• _Task brief_
Restate the entire listing word for word.
* Begin Information provided *
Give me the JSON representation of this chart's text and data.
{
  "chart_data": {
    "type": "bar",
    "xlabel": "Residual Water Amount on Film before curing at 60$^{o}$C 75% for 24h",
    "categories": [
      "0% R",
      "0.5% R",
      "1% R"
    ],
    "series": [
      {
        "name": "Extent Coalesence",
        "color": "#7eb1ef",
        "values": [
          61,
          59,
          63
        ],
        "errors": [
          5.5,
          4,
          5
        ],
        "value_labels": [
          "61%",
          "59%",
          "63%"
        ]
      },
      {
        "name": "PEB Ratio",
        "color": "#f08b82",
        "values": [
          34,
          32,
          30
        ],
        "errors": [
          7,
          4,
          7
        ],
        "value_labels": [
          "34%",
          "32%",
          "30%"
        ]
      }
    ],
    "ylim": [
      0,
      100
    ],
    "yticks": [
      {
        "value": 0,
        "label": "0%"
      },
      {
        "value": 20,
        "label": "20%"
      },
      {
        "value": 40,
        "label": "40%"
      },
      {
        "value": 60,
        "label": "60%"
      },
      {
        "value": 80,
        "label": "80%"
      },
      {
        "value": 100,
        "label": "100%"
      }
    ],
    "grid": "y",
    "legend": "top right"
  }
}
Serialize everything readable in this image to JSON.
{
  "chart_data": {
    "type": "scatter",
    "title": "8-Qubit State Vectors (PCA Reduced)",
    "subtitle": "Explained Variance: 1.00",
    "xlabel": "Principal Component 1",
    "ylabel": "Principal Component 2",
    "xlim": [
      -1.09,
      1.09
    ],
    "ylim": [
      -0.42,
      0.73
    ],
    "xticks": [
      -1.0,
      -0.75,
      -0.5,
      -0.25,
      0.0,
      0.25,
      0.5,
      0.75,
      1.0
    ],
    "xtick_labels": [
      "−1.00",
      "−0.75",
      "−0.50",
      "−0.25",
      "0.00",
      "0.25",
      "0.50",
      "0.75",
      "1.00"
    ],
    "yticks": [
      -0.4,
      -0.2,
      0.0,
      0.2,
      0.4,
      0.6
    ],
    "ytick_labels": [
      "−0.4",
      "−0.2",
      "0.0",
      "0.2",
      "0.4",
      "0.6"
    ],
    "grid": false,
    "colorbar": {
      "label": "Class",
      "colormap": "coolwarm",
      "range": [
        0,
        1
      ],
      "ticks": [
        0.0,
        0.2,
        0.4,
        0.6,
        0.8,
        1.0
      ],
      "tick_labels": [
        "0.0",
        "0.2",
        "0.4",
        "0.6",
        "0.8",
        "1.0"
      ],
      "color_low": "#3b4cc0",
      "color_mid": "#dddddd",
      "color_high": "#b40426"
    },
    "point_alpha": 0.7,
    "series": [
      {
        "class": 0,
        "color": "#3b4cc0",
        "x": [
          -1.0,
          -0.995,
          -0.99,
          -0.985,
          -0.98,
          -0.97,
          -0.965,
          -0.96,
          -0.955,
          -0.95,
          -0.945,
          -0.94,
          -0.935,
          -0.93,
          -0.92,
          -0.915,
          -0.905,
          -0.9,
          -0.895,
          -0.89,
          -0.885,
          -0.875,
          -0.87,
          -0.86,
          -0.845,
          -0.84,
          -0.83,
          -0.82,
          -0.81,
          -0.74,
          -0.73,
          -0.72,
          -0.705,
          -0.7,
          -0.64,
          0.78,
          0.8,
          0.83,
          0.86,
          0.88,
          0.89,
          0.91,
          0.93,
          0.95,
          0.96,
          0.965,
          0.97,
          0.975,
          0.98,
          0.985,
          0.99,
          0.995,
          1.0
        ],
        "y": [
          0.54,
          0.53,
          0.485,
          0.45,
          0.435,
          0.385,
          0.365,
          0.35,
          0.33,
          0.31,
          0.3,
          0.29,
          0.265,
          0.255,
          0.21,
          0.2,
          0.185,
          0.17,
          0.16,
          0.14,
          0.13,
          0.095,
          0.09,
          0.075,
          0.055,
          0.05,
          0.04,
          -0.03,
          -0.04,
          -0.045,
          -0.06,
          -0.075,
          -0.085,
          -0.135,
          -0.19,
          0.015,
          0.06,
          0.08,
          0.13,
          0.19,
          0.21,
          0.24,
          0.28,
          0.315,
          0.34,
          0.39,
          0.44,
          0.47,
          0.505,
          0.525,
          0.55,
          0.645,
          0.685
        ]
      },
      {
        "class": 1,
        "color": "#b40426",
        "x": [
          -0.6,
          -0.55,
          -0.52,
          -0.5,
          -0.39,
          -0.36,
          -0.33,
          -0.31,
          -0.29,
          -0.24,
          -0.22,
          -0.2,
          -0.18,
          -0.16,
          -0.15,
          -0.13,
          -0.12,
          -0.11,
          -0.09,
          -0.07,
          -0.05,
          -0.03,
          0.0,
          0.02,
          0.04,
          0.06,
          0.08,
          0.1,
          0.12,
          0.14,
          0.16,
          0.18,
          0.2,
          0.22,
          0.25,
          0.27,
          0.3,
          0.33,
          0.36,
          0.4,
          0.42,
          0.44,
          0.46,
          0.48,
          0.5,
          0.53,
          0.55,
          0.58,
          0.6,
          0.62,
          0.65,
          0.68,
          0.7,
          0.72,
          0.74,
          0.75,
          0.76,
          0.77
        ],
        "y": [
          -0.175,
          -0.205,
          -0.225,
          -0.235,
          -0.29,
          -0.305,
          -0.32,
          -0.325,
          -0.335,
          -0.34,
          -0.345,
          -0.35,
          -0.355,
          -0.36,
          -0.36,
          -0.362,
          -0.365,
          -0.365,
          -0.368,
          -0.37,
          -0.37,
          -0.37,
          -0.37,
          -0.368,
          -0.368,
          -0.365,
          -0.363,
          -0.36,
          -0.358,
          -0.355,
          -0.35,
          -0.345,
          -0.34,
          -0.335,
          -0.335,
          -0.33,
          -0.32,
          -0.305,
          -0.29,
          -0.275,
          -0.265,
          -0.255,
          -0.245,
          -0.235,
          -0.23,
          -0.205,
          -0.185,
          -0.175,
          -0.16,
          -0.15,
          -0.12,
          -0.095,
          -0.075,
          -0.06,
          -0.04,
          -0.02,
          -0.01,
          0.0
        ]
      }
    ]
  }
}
* End Information provided *
• _Worked solution_
Give me the JSON representation of this chart's text and data.
{
  "chart_data": {
    "type": "bar",
    "xlabel": "Residual Water Amount on Film before curing at 60$^{o}$C 75% for 24h",
    "categories": [
      "0% R",
      "0.5% R",
      "1% R"
    ],
    "series": [
      {
        "name": "Extent Coalesence",
        "color": "#7eb1ef",
        "values": [
          61,
          59,
          63
        ],
        "errors": [
          5.5,
          4,
          5
        ],
        "value_labels": [
          "61%",
          "59%",
          "63%"
        ]
      },
      {
        "name": "PEB Ratio",
        "color": "#f08b82",
        "values": [
          34,
          32,
          30
        ],
        "errors": [
          7,
          4,
          7
        ],
        "value_labels": [
          "34%",
          "32%",
          "30%"
        ]
      }
    ],
    "ylim": [
      0,
      100
    ],
    "yticks": [
      {
        "value": 0,
        "label": "0%"
      },
      {
        "value": 20,
        "label": "20%"
      },
      {
        "value": 40,
        "label": "40%"
      },
      {
        "value": 60,
        "label": "60%"
      },
      {
        "value": 80,
        "label": "80%"
      },
      {
        "value": 100,
        "label": "100%"
      }
    ],
    "grid": "y",
    "legend": "top right"
  }
}
Serialize everything readable in this image to JSON.
{
  "chart_data": {
    "type": "scatter",
    "title": "8-Qubit State Vectors (PCA Reduced)",
    "subtitle": "Explained Variance: 1.00",
    "xlabel": "Principal Component 1",
    "ylabel": "Principal Component 2",
    "xlim": [
      -1.09,
      1.09
    ],
    "ylim": [
      -0.42,
      0.73
    ],
    "xticks": [
      -1.0,
      -0.75,
      -0.5,
      -0.25,
      0.0,
      0.25,
      0.5,
      0.75,
      1.0
    ],
    "xtick_labels": [
      "−1.00",
      "−0.75",
      "−0.50",
      "−0.25",
      "0.00",
      "0.25",
      "0.50",
      "0.75",
      "1.00"
    ],
    "yticks": [
      -0.4,
      -0.2,
      0.0,
      0.2,
      0.4,
      0.6
    ],
    "ytick_labels": [
      "−0.4",
      "−0.2",
      "0.0",
      "0.2",
      "0.4",
      "0.6"
    ],
    "grid": false,
    "colorbar": {
      "label": "Class",
      "colormap": "coolwarm",
      "range": [
        0,
        1
      ],
      "ticks": [
        0.0,
        0.2,
        0.4,
        0.6,
        0.8,
        1.0
      ],
      "tick_labels": [
        "0.0",
        "0.2",
        "0.4",
        "0.6",
        "0.8",
        "1.0"
      ],
      "color_low": "#3b4cc0",
      "color_mid": "#dddddd",
      "color_high": "#b40426"
    },
    "point_alpha": 0.7,
    "series": [
      {
        "class": 0,
        "color": "#3b4cc0",
        "x": [
          -1.0,
          -0.995,
          -0.99,
          -0.985,
          -0.98,
          -0.97,
          -0.965,
          -0.96,
          -0.955,
          -0.95,
          -0.945,
          -0.94,
          -0.935,
          -0.93,
          -0.92,
          -0.915,
          -0.905,
          -0.9,
          -0.895,
          -0.89,
          -0.885,
          -0.875,
          -0.87,
          -0.86,
          -0.845,
          -0.84,
          -0.83,
          -0.82,
          -0.81,
          -0.74,
          -0.73,
          -0.72,
          -0.705,
          -0.7,
          -0.64,
          0.78,
          0.8,
          0.83,
          0.86,
          0.88,
          0.89,
          0.91,
          0.93,
          0.95,
          0.96,
          0.965,
          0.97,
          0.975,
          0.98,
          0.985,
          0.99,
          0.995,
          1.0
        ],
        "y": [
          0.54,
          0.53,
          0.485,
          0.45,
          0.435,
          0.385,
          0.365,
          0.35,
          0.33,
          0.31,
          0.3,
          0.29,
          0.265,
          0.255,
          0.21,
          0.2,
          0.185,
          0.17,
          0.16,
          0.14,
          0.13,
          0.095,
          0.09,
          0.075,
          0.055,
          0.05,
          0.04,
          -0.03,
          -0.04,
          -0.045,
          -0.06,
          -0.075,
          -0.085,
          -0.135,
          -0.19,
          0.015,
          0.06,
          0.08,
          0.13,
          0.19,
          0.21,
          0.24,
          0.28,
          0.315,
          0.34,
          0.39,
          0.44,
          0.47,
          0.505,
          0.525,
          0.55,
          0.645,
          0.685
        ]
      },
      {
        "class": 1,
        "color": "#b40426",
        "x": [
          -0.6,
          -0.55,
          -0.52,
          -0.5,
          -0.39,
          -0.36,
          -0.33,
          -0.31,
          -0.29,
          -0.24,
          -0.22,
          -0.2,
          -0.18,
          -0.16,
          -0.15,
          -0.13,
          -0.12,
          -0.11,
          -0.09,
          -0.07,
          -0.05,
          -0.03,
          0.0,
          0.02,
          0.04,
          0.06,
          0.08,
          0.1,
          0.12,
          0.14,
          0.16,
          0.18,
          0.2,
          0.22,
          0.25,
          0.27,
          0.3,
          0.33,
          0.36,
          0.4,
          0.42,
          0.44,
          0.46,
          0.48,
          0.5,
          0.53,
          0.55,
          0.58,
          0.6,
          0.62,
          0.65,
          0.68,
          0.7,
          0.72,
          0.74,
          0.75,
          0.76,
          0.77
        ],
        "y": [
          -0.175,
          -0.205,
          -0.225,
          -0.235,
          -0.29,
          -0.305,
          -0.32,
          -0.325,
          -0.335,
          -0.34,
          -0.345,
          -0.35,
          -0.355,
          -0.36,
          -0.36,
          -0.362,
          -0.365,
          -0.365,
          -0.368,
          -0.37,
          -0.37,
          -0.37,
          -0.37,
          -0.368,
          -0.368,
          -0.365,
          -0.363,
          -0.36,
          -0.358,
          -0.355,
          -0.35,
          -0.345,
          -0.34,
          -0.335,
          -0.335,
          -0.33,
          -0.32,
          -0.305,
          -0.29,
          -0.275,
          -0.265,
          -0.255,
          -0.245,
          -0.235,
          -0.23,
          -0.205,
          -0.185,
          -0.175,
          -0.16,
          -0.15,
          -0.12,
          -0.095,
          -0.075,
          -0.06,
          -0.04,
          -0.02,
          -0.01,
          0.0
        ]
      }
    ]
  }
}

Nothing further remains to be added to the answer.